**THE EXERCISE:** Gather all lines with "Robert" from the records.

Dataset entries
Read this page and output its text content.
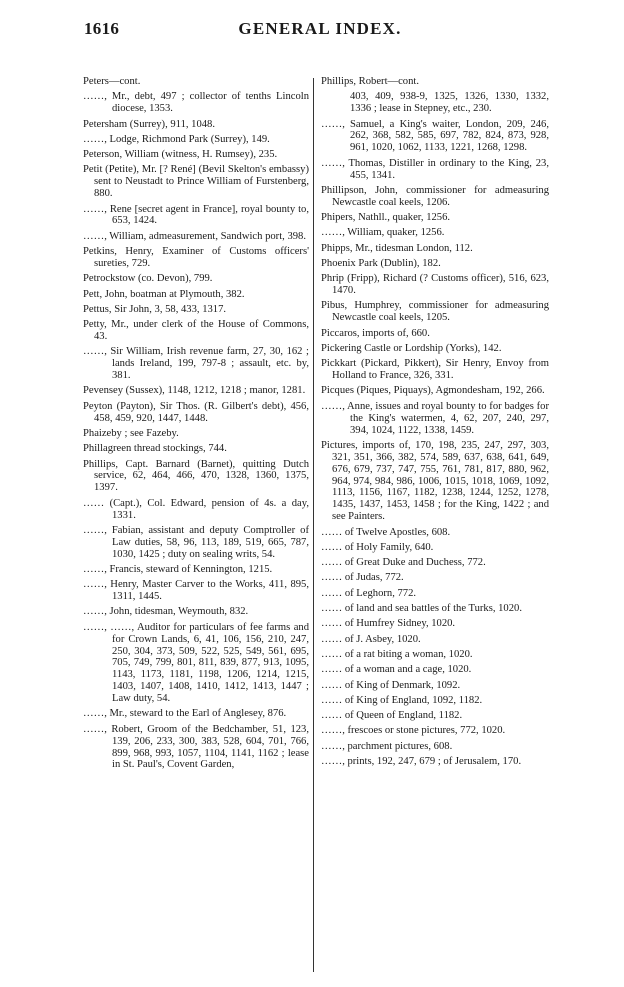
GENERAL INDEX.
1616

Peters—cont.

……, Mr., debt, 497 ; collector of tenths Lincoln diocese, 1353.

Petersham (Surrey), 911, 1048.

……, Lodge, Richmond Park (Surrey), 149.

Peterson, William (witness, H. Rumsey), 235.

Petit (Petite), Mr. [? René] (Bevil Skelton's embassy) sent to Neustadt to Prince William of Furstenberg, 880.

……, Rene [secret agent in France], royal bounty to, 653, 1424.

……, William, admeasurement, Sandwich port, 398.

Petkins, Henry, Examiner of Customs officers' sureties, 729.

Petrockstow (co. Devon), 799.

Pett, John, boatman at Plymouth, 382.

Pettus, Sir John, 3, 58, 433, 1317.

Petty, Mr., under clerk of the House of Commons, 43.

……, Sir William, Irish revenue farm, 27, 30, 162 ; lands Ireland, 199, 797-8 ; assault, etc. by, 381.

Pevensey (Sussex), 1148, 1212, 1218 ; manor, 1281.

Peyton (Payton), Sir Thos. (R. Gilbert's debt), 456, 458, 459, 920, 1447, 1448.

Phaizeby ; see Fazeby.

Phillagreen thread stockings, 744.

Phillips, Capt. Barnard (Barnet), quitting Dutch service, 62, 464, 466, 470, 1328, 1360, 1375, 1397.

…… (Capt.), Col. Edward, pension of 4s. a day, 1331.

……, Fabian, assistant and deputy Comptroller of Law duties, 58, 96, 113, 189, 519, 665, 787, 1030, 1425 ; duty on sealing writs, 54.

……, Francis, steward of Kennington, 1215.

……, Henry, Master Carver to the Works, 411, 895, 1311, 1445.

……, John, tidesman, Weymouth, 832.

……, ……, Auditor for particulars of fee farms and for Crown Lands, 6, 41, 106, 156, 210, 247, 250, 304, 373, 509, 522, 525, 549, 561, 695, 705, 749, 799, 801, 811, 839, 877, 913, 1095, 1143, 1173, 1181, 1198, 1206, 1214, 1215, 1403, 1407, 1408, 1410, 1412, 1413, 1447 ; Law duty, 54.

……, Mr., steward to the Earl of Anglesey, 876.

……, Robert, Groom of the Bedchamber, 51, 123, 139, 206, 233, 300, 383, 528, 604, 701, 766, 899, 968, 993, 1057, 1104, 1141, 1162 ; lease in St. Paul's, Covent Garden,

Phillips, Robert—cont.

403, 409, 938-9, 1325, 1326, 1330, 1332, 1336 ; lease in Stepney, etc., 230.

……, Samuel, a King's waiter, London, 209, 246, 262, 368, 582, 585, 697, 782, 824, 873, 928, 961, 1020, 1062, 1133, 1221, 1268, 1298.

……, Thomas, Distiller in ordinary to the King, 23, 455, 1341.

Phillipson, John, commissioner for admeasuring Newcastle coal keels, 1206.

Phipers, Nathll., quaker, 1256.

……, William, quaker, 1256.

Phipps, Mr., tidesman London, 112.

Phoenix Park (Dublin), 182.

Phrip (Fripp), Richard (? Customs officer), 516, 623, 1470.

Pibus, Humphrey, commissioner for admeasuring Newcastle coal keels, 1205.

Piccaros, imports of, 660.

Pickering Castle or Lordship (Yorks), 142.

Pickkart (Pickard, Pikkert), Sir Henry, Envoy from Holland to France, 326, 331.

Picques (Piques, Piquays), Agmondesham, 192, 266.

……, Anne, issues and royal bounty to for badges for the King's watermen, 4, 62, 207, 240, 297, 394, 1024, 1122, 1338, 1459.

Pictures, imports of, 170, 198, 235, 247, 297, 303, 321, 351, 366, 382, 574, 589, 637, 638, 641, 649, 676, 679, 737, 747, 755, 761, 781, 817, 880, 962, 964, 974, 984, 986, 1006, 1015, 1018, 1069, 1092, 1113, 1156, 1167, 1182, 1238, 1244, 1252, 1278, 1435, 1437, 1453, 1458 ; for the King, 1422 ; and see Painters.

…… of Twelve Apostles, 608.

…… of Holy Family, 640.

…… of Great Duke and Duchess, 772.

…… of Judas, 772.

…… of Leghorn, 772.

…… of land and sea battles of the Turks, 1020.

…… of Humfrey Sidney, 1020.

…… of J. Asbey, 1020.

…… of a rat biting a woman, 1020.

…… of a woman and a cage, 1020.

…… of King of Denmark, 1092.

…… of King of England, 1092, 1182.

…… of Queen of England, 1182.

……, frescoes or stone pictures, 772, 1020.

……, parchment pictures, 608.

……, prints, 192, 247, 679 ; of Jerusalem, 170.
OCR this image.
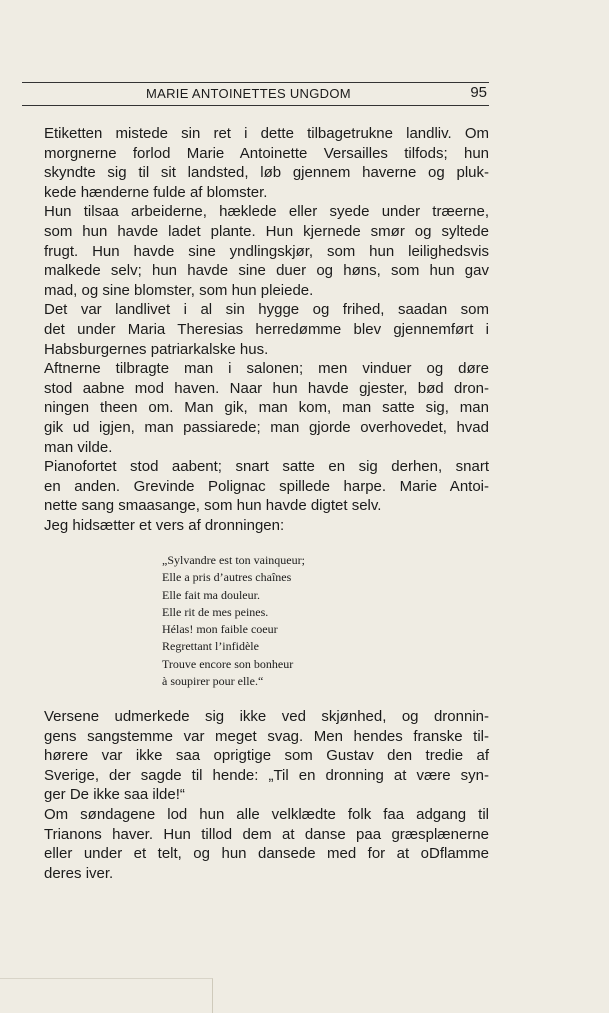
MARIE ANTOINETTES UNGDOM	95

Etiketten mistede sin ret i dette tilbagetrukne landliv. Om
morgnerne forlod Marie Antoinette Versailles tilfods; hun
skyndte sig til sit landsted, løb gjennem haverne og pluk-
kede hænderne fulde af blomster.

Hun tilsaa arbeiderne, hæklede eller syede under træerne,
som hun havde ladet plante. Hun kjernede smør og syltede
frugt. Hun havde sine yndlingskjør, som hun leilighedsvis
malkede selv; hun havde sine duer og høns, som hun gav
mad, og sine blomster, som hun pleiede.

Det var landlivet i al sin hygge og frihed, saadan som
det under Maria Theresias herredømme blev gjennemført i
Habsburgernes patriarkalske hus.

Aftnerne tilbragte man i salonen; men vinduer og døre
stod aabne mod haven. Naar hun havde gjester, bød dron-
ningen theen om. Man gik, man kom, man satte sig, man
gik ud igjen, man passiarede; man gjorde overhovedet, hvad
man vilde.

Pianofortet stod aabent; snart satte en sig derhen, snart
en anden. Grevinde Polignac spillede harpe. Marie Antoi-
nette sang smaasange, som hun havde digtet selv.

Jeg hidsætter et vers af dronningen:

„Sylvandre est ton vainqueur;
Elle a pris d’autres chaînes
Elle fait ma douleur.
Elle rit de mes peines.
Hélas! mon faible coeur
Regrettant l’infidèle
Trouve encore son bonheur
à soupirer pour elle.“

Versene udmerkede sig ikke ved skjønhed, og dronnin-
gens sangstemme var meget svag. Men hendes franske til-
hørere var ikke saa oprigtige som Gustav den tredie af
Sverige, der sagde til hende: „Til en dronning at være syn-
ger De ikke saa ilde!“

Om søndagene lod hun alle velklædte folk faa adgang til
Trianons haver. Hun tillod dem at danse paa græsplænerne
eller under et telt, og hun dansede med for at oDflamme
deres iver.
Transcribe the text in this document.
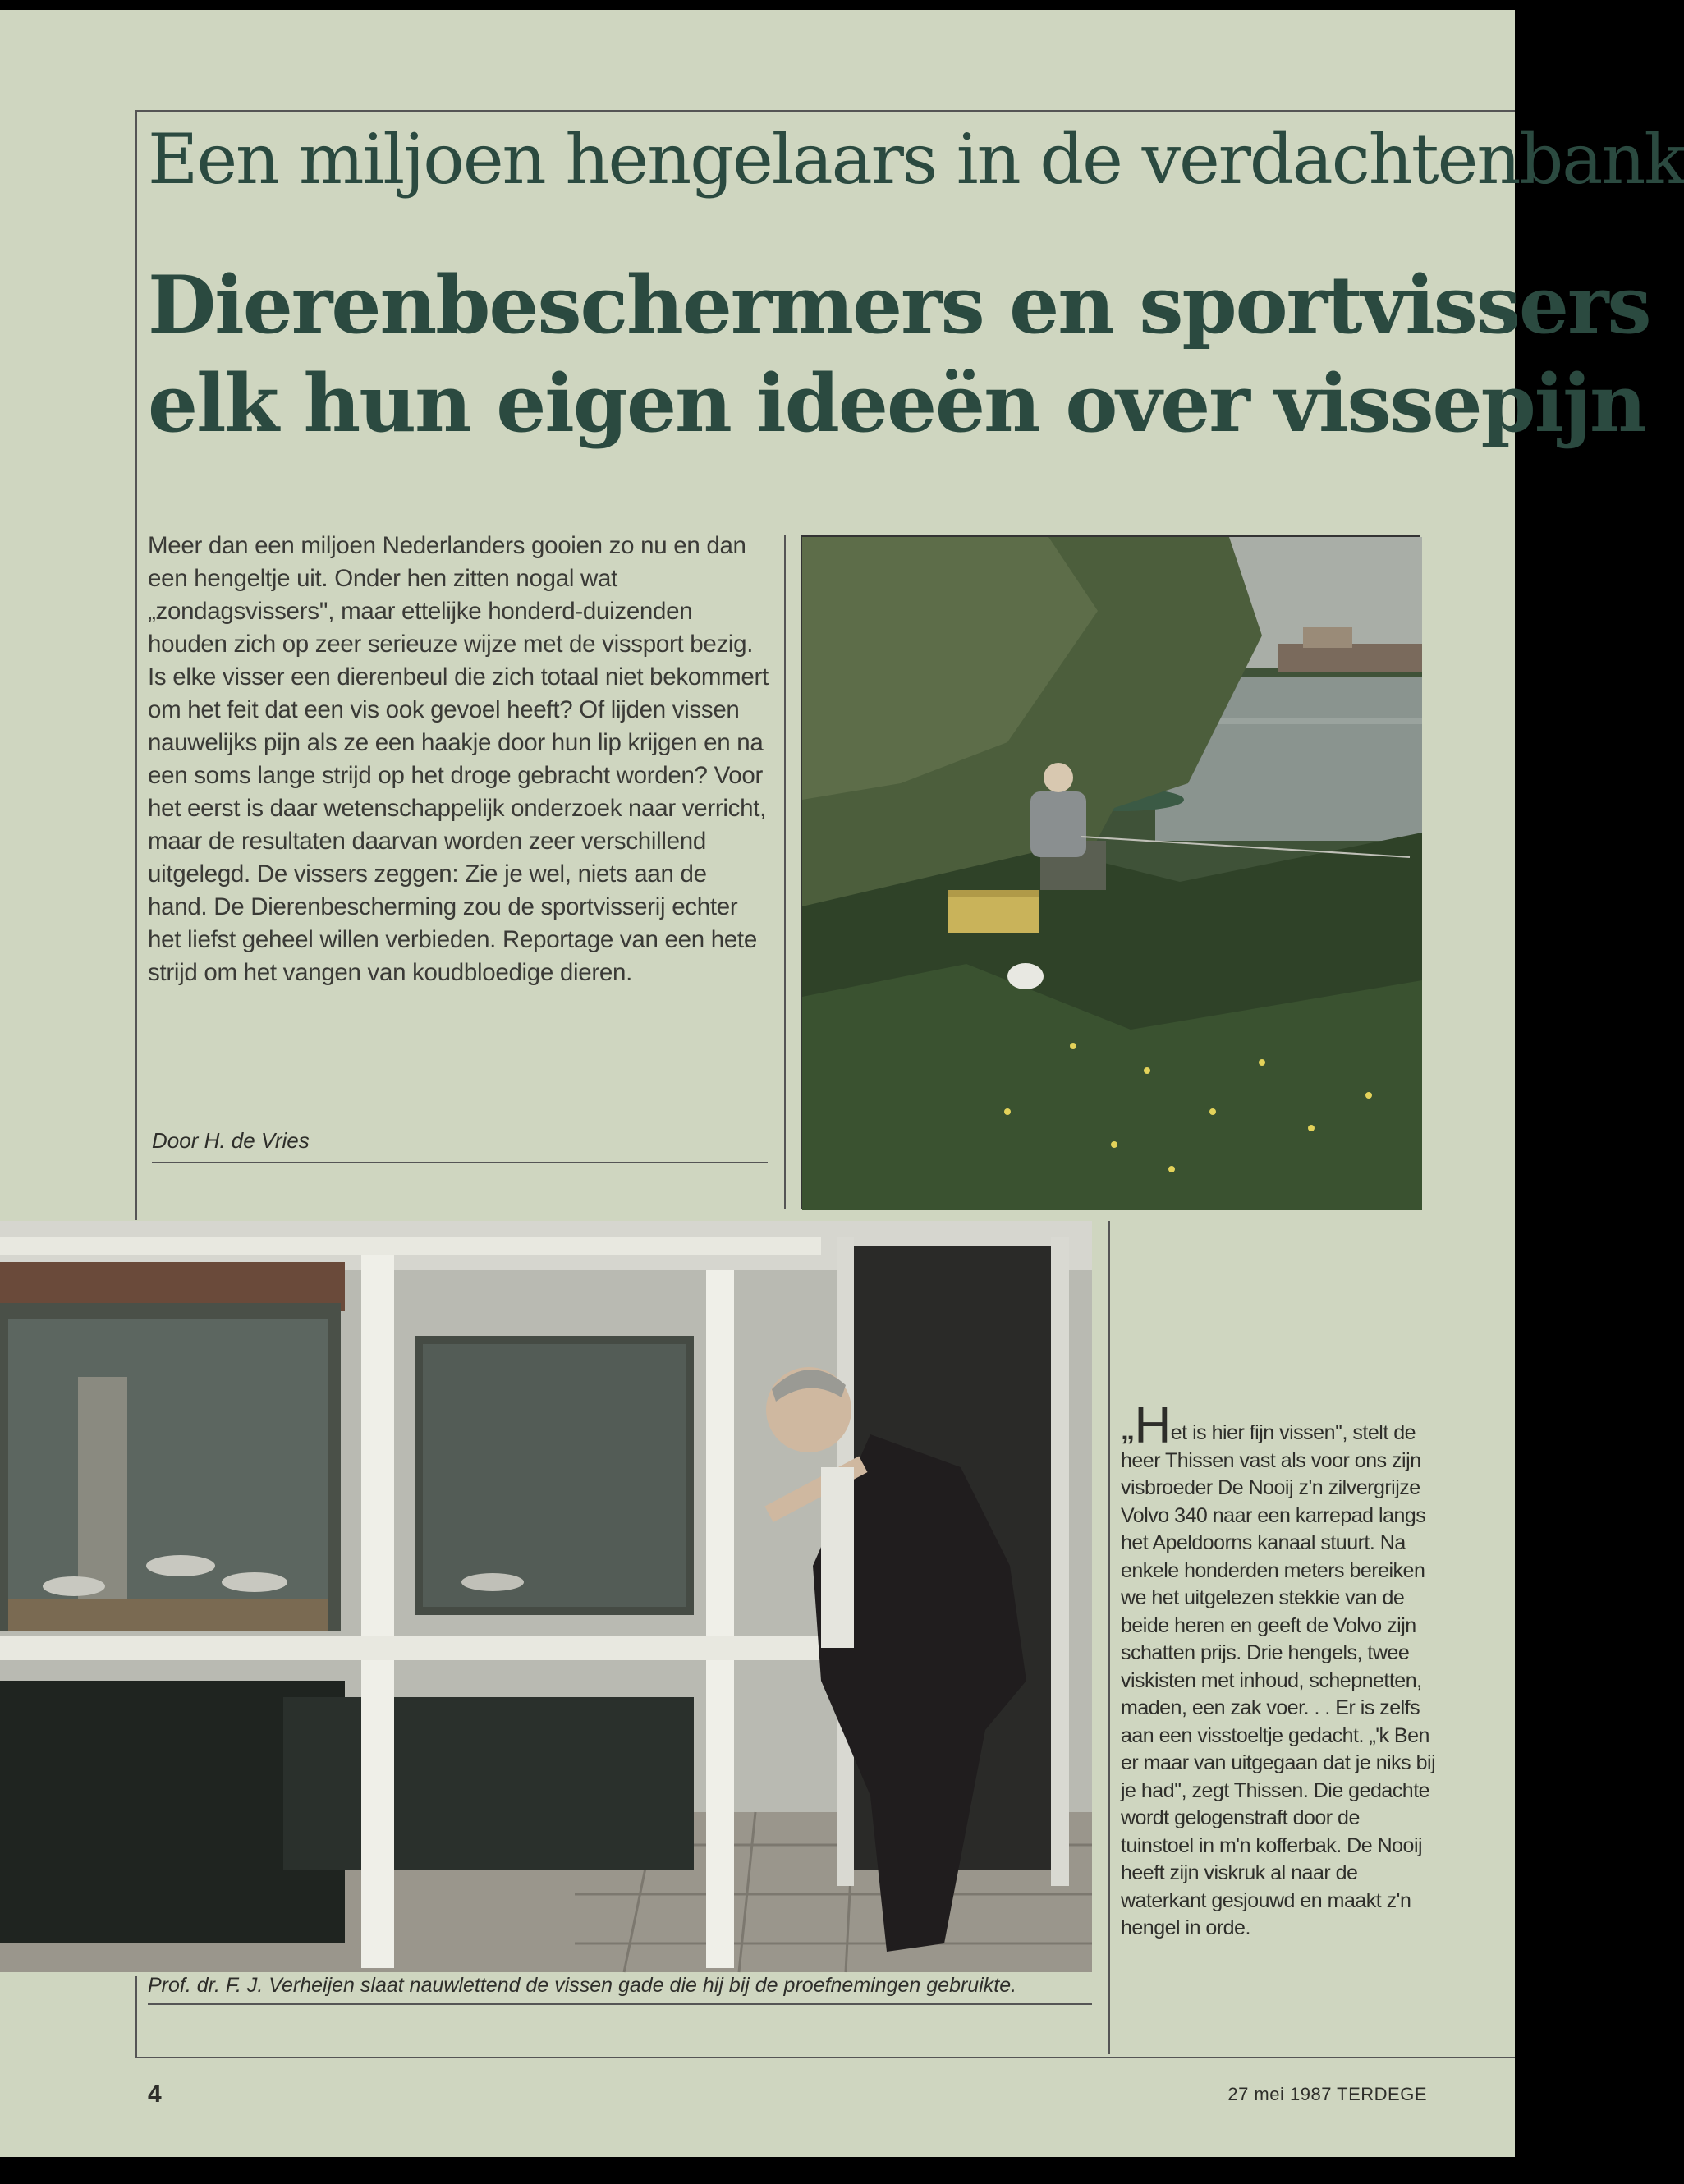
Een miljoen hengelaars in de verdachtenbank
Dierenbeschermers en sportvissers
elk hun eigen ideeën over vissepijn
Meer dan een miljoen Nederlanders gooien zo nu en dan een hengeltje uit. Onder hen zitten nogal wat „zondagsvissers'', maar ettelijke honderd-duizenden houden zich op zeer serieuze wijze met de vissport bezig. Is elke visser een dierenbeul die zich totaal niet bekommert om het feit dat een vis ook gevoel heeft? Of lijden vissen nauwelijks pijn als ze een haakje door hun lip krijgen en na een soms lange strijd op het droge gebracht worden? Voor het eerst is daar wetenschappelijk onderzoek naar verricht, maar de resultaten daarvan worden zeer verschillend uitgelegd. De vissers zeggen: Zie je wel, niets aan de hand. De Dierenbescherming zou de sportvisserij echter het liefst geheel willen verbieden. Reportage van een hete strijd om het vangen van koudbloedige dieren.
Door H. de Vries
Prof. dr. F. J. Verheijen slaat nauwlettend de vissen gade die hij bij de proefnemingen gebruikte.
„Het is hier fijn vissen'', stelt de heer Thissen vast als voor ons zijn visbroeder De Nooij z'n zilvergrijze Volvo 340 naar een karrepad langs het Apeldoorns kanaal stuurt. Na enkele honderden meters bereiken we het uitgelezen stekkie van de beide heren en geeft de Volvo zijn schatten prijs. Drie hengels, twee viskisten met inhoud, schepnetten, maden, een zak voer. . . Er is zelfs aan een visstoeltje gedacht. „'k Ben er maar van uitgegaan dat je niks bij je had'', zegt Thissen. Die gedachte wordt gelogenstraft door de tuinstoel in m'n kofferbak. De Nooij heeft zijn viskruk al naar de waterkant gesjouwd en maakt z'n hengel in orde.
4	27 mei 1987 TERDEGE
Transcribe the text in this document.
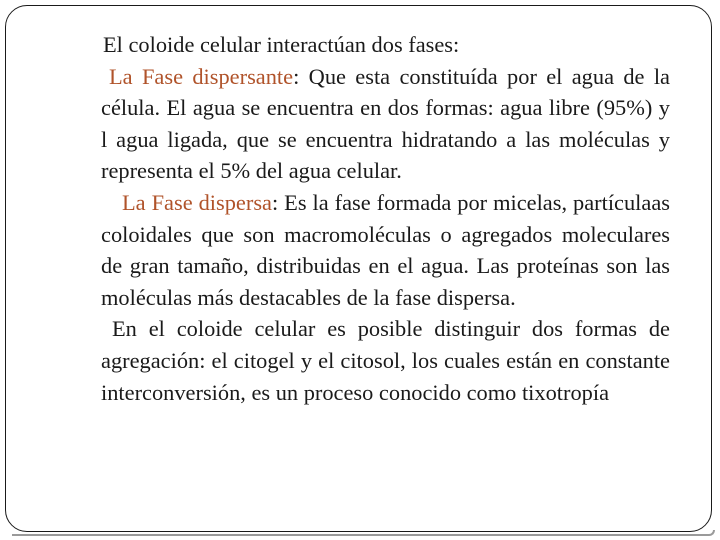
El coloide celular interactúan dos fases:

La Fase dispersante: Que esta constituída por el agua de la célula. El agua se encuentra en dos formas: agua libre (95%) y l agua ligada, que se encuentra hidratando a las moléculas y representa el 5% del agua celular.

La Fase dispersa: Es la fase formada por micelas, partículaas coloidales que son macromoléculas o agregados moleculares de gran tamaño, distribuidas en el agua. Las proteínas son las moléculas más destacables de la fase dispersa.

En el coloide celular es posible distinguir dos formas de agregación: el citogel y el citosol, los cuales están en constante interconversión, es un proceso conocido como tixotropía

**CORRECT ANSWER:**
……, Robert, Groom of the Bedchamber, 51, 123, 139, 206, 233, 300, 383, 528, 604, 701, 766, 899, 968, 993, 1057, 1104, 1141, 1162 ; lease in St. Paul's, Covent Garden,
Phillips, Robert—cont.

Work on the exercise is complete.